[Saved data entries]
-------------------------

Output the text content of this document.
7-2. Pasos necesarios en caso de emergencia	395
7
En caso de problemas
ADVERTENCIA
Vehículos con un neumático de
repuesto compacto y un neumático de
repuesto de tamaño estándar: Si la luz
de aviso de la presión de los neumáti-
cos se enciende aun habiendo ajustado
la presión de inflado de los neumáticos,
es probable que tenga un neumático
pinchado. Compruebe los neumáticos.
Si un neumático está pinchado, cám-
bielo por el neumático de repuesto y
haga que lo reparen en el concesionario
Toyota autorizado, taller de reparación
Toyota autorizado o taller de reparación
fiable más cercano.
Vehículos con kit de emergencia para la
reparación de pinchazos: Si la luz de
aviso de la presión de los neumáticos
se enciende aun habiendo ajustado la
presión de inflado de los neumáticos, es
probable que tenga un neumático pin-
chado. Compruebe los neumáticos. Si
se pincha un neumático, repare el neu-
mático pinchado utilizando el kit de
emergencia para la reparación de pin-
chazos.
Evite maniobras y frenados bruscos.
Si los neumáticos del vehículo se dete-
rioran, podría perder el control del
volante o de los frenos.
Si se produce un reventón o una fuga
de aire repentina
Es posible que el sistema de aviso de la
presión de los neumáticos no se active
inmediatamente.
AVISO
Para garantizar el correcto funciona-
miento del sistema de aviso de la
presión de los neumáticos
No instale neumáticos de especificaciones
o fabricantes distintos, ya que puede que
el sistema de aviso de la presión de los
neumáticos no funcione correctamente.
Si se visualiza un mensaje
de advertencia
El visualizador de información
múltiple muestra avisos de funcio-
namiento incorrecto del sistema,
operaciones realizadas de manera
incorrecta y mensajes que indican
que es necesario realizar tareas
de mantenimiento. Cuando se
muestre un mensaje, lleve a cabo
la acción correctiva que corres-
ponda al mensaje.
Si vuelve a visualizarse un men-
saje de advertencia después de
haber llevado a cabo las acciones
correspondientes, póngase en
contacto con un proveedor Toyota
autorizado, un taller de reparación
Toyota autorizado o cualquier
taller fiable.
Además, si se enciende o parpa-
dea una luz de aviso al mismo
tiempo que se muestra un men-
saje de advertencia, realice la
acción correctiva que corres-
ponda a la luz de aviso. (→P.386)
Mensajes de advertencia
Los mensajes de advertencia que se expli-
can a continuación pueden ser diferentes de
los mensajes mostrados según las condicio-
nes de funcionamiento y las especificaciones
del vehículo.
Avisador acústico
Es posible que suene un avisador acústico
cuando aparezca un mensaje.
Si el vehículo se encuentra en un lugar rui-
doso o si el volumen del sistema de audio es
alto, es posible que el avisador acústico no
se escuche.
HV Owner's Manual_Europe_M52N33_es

-------------------------

▶ _WHAT IS REQUIRED_: Return the entries in full, keeping every line exactly as it is.

▶ _TASK RESPONSE_:
Output the text content of this document.
7-2. Pasos necesarios en caso de emergencia	395
7
En caso de problemas
ADVERTENCIA
Vehículos con un neumático de
repuesto compacto y un neumático de
repuesto de tamaño estándar: Si la luz
de aviso de la presión de los neumáti-
cos se enciende aun habiendo ajustado
la presión de inflado de los neumáticos,
es probable que tenga un neumático
pinchado. Compruebe los neumáticos.
Si un neumático está pinchado, cám-
bielo por el neumático de repuesto y
haga que lo reparen en el concesionario
Toyota autorizado, taller de reparación
Toyota autorizado o taller de reparación
fiable más cercano.
Vehículos con kit de emergencia para la
reparación de pinchazos: Si la luz de
aviso de la presión de los neumáticos
se enciende aun habiendo ajustado la
presión de inflado de los neumáticos, es
probable que tenga un neumático pin-
chado. Compruebe los neumáticos. Si
se pincha un neumático, repare el neu-
mático pinchado utilizando el kit de
emergencia para la reparación de pin-
chazos.
Evite maniobras y frenados bruscos.
Si los neumáticos del vehículo se dete-
rioran, podría perder el control del
volante o de los frenos.
Si se produce un reventón o una fuga
de aire repentina
Es posible que el sistema de aviso de la
presión de los neumáticos no se active
inmediatamente.
AVISO
Para garantizar el correcto funciona-
miento del sistema de aviso de la
presión de los neumáticos
No instale neumáticos de especificaciones
o fabricantes distintos, ya que puede que
el sistema de aviso de la presión de los
neumáticos no funcione correctamente.
Si se visualiza un mensaje
de advertencia
El visualizador de información
múltiple muestra avisos de funcio-
namiento incorrecto del sistema,
operaciones realizadas de manera
incorrecta y mensajes que indican
que es necesario realizar tareas
de mantenimiento. Cuando se
muestre un mensaje, lleve a cabo
la acción correctiva que corres-
ponda al mensaje.
Si vuelve a visualizarse un men-
saje de advertencia después de
haber llevado a cabo las acciones
correspondientes, póngase en
contacto con un proveedor Toyota
autorizado, un taller de reparación
Toyota autorizado o cualquier
taller fiable.
Además, si se enciende o parpa-
dea una luz de aviso al mismo
tiempo que se muestra un men-
saje de advertencia, realice la
acción correctiva que corres-
ponda a la luz de aviso. (→P.386)
Mensajes de advertencia
Los mensajes de advertencia que se expli-
can a continuación pueden ser diferentes de
los mensajes mostrados según las condicio-
nes de funcionamiento y las especificaciones
del vehículo.
Avisador acústico
Es posible que suene un avisador acústico
cuando aparezca un mensaje.
Si el vehículo se encuentra en un lugar rui-
doso o si el volumen del sistema de audio es
alto, es posible que el avisador acústico no
se escuche.
HV Owner's Manual_Europe_M52N33_es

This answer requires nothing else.